#### SET EXERCISE:
Only the number is wanted: how many lines in the data contain "Operasional"?

--- start of DATASET CONTENT ---

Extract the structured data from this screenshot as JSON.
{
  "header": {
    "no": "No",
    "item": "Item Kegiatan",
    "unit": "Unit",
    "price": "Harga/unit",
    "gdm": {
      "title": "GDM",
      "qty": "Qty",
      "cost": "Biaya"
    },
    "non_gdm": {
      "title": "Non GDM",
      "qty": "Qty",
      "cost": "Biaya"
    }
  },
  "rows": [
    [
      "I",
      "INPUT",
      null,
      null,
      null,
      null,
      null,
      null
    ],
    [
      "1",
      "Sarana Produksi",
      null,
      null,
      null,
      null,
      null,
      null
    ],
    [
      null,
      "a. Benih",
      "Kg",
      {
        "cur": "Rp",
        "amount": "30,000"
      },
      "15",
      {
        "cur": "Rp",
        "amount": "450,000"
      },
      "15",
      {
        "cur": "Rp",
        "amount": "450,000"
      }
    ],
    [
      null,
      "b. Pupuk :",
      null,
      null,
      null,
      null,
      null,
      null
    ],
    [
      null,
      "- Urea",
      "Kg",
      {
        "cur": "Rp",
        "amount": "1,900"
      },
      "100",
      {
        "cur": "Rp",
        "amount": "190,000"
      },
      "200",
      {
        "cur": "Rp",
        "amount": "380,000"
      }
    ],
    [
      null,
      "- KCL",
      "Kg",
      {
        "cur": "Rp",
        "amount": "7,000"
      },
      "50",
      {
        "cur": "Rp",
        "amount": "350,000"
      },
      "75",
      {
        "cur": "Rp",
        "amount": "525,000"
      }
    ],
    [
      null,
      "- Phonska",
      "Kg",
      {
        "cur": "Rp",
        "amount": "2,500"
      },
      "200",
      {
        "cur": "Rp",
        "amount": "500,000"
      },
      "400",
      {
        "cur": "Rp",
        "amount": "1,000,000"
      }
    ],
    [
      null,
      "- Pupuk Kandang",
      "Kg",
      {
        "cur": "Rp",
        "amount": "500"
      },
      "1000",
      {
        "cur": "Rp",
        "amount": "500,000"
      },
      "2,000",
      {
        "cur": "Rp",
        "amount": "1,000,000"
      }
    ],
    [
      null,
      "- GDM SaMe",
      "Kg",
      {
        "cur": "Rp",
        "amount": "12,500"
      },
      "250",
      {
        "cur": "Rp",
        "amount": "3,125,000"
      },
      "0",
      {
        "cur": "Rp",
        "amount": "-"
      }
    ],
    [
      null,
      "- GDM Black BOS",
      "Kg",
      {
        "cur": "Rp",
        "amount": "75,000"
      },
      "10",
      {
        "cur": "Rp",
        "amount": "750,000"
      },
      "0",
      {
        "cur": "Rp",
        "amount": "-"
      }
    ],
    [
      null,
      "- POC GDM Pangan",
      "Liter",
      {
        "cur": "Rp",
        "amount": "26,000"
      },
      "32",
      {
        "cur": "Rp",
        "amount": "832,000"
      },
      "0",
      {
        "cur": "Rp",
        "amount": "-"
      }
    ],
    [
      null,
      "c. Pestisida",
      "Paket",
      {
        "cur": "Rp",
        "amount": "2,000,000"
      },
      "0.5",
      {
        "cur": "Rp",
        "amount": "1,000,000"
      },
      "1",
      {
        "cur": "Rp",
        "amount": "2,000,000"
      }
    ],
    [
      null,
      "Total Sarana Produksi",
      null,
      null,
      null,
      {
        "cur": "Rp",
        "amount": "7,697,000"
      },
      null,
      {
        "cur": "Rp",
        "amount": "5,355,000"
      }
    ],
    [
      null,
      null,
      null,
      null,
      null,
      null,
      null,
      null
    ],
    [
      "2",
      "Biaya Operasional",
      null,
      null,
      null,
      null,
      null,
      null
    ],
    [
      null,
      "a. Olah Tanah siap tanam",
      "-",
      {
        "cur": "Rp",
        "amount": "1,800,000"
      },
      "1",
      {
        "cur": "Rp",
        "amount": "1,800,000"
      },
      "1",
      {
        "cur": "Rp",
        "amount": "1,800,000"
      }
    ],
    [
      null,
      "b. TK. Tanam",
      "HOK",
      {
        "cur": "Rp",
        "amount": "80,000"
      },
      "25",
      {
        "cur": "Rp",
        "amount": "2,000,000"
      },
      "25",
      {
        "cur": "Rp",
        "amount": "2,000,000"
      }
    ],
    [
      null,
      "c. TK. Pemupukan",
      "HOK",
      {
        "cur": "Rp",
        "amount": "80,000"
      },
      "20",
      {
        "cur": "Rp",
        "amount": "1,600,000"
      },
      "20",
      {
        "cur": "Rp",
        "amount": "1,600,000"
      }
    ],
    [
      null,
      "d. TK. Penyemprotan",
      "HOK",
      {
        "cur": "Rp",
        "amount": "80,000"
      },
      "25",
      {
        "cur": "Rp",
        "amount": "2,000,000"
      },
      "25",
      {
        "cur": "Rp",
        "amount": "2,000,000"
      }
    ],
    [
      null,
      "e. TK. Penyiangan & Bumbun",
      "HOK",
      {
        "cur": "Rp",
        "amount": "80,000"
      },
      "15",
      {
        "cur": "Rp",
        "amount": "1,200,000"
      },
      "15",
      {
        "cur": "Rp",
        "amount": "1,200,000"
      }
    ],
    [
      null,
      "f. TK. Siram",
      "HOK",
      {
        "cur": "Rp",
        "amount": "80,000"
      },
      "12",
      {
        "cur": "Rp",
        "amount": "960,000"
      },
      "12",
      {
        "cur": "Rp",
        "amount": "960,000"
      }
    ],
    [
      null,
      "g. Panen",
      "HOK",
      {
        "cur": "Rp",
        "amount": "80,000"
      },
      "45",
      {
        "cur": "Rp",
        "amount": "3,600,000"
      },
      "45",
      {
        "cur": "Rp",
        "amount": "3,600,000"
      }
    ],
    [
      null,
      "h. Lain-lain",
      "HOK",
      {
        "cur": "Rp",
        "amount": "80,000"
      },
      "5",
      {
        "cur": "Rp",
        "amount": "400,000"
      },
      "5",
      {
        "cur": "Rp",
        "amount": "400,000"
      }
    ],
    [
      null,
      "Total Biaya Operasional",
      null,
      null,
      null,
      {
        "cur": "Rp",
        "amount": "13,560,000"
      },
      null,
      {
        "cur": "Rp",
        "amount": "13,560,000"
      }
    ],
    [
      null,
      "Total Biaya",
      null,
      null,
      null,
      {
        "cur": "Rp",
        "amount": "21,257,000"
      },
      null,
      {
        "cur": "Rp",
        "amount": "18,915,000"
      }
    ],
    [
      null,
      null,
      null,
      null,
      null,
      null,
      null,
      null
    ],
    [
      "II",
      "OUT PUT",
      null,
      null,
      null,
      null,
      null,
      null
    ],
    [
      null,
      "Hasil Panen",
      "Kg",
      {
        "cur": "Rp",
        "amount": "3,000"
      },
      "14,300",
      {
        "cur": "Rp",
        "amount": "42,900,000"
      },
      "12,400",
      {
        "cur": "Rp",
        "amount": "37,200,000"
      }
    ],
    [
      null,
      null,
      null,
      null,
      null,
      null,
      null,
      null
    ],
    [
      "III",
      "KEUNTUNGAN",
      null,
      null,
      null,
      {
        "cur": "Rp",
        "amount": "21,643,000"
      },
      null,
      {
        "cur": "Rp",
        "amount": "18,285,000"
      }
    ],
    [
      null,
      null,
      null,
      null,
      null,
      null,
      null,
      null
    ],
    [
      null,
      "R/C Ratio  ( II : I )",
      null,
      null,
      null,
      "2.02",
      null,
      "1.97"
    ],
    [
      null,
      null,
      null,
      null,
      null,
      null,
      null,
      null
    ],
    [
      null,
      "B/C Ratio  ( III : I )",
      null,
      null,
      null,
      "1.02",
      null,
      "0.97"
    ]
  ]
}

--- end of DATASET CONTENT ---

#### CORRECT OUTPUT:
2